» **Exercise requirements**:
1. Please reproduce the input/output controller passage from "Moreover, ROM 620, flexible" up to and including "port and the like.".
2. Write a continuation of the input/output controller passage, picking up after its last sentence.

» **Text passage**:
====

Input/output controller 740 connects host controller 730 to communication interface 640, hard disk drive 650, and CD-ROM drive 670, which are relatively high-speed input/output devices. Communication interface 640 communicates with other devices through the network. Hard disk drive 650 stores programs and data that are used by CPU 610 in computer 600. CD-ROM drive 670 reads programs or data from CD-ROM 710 and provides the programs or the data to hard disk drive 650 through RAM 630.
Moreover, ROM 620, flexible disk drive 660, and input/output chip 680, which are relatively low-speed input/output devices, are connected to input/output controller 740. ROM 620 stores a boot program executed by computer 600 at its start, a program dependent on the hardware of the computer, and the like. Flexible disk drive 660 reads programs or data from flexible disk 700 and provides the programs or the data to hard disk drive 650 through RAM 630. Input/output chip 680 connects the various input/output devices to each other through flexible disk drive 660 and, for example, a parallel port, a serial port, a keyboard port, a mouse port and the like.

====

Page segmentation data:
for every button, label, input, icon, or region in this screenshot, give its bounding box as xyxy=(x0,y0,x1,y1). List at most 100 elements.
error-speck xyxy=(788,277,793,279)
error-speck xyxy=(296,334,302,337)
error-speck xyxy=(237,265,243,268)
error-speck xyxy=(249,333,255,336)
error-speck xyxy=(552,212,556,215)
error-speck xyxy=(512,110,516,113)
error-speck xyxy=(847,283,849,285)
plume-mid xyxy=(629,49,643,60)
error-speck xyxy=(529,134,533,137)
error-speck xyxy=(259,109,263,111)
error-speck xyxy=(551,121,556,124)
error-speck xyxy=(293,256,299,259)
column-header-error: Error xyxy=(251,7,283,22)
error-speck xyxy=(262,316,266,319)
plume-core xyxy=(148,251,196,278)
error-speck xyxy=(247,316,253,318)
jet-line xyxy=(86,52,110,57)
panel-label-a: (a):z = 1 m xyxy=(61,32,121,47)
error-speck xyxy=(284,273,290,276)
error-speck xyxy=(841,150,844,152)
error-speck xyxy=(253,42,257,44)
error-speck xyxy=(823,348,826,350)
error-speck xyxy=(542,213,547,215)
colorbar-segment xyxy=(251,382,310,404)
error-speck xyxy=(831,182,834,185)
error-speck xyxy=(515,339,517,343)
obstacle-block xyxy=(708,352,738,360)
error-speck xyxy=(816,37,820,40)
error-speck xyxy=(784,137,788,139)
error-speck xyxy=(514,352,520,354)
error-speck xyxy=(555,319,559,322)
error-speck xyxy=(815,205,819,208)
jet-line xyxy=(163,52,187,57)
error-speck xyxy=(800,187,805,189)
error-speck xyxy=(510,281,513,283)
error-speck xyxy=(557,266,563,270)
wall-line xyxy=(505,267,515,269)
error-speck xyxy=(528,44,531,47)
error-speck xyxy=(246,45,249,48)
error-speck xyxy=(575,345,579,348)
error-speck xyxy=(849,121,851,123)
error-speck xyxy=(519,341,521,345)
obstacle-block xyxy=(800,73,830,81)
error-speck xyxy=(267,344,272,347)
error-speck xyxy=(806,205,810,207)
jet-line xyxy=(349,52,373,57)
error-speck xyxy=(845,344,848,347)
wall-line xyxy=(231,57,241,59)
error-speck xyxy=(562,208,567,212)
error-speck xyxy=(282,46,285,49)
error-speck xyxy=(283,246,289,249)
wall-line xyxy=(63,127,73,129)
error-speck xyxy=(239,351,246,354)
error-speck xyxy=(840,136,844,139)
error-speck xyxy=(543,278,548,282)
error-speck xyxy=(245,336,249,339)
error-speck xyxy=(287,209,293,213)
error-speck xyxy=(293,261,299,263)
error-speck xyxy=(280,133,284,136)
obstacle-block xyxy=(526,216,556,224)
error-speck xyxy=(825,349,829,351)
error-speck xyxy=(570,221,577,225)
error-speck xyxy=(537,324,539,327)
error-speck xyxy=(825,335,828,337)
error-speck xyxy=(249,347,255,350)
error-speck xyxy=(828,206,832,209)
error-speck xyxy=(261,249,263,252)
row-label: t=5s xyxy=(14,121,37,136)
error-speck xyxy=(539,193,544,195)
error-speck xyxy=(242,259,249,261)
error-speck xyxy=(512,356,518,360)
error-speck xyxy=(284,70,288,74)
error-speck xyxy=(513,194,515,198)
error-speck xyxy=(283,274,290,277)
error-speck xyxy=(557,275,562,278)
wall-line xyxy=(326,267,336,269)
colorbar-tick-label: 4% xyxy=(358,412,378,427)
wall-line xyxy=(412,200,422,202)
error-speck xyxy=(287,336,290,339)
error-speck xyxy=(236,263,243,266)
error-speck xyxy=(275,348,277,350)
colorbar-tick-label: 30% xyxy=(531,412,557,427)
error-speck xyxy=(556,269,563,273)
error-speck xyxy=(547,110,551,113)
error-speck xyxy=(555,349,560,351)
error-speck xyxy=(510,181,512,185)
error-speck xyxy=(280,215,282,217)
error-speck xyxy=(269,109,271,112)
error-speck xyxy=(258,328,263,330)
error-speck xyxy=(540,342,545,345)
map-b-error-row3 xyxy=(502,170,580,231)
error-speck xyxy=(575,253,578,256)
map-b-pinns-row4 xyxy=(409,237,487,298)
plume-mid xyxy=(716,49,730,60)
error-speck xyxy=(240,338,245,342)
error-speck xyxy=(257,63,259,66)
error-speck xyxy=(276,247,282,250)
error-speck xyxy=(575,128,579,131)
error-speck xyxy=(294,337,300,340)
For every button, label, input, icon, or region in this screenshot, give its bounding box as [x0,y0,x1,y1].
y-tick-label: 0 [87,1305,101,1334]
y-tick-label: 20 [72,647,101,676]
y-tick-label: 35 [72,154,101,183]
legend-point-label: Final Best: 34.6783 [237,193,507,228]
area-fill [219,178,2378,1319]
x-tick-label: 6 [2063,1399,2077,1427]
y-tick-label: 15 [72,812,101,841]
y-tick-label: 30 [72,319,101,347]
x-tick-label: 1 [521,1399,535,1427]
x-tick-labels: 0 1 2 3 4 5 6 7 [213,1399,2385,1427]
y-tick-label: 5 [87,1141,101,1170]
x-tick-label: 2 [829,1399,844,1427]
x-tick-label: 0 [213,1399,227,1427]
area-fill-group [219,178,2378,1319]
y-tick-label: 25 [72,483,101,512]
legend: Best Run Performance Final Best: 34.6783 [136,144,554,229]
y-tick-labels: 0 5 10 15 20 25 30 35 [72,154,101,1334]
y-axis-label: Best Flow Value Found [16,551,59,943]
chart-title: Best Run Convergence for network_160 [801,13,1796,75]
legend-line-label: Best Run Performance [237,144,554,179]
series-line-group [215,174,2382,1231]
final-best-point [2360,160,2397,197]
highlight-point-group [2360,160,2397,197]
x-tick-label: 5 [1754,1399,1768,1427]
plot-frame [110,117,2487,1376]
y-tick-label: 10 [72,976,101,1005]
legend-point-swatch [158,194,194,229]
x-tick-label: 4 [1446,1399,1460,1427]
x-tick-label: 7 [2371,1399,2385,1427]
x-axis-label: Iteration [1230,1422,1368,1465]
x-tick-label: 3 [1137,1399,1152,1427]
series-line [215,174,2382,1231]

====

» **Results for each task**:
1.
Moreover, ROM 620, flexible disk drive 660, and input/output chip 680, which are relatively low-speed input/output devices, are connected to input/output controller 740. ROM 620 stores a boot program executed by computer 600 at its start, a program dependent on the hardware of the computer, and the like. Flexible disk drive 660 reads programs or data from flexible disk 700 and provides the programs or the data to hard disk drive 650 through RAM 630. Input/output chip 680 connects the various input/output devices to each other through flexible disk drive 660 and, for example, a parallel port, a serial port, a keyboard port, a mouse port and the like.

2.
The programs provided to hard disk drive 650 through RAM 630 are stored in a recording medium such as flexible disk 700, CD-ROM 710, or an IC card. Thus, a user can provide the programs. The programs are read from the recording medium, installed into hard disk drive 650 in computer 600 through RAM 630, and executed in CPU 610.
The above-described program or modules implementing exemplary embodiments of the present invention can work on CPU 610 and the like to assist a user in rescheduling one or more calendar events to resolve scheduling conflicts, including cascading scheduling conflicts, that may arise in the event of a calendar conflict with a newly proposed event. The program or modules implementing exemplary embodiments may be stored in an external storage medium. In addition to flexible disk 700 and CD-ROM 710, an optical recording medium such as a DVD and a PD, a magneto-optical recording medium such as a MD, a tape medium, a semiconductor memory such as an IC card, and the like may be used as the storage medium. Moreover, the program may be provided to computer 600 through the network by using, as the recording medium, a storage device such as a hard disk or a RAM, which is provided in a server system connected to a dedicated communication network or the Internet.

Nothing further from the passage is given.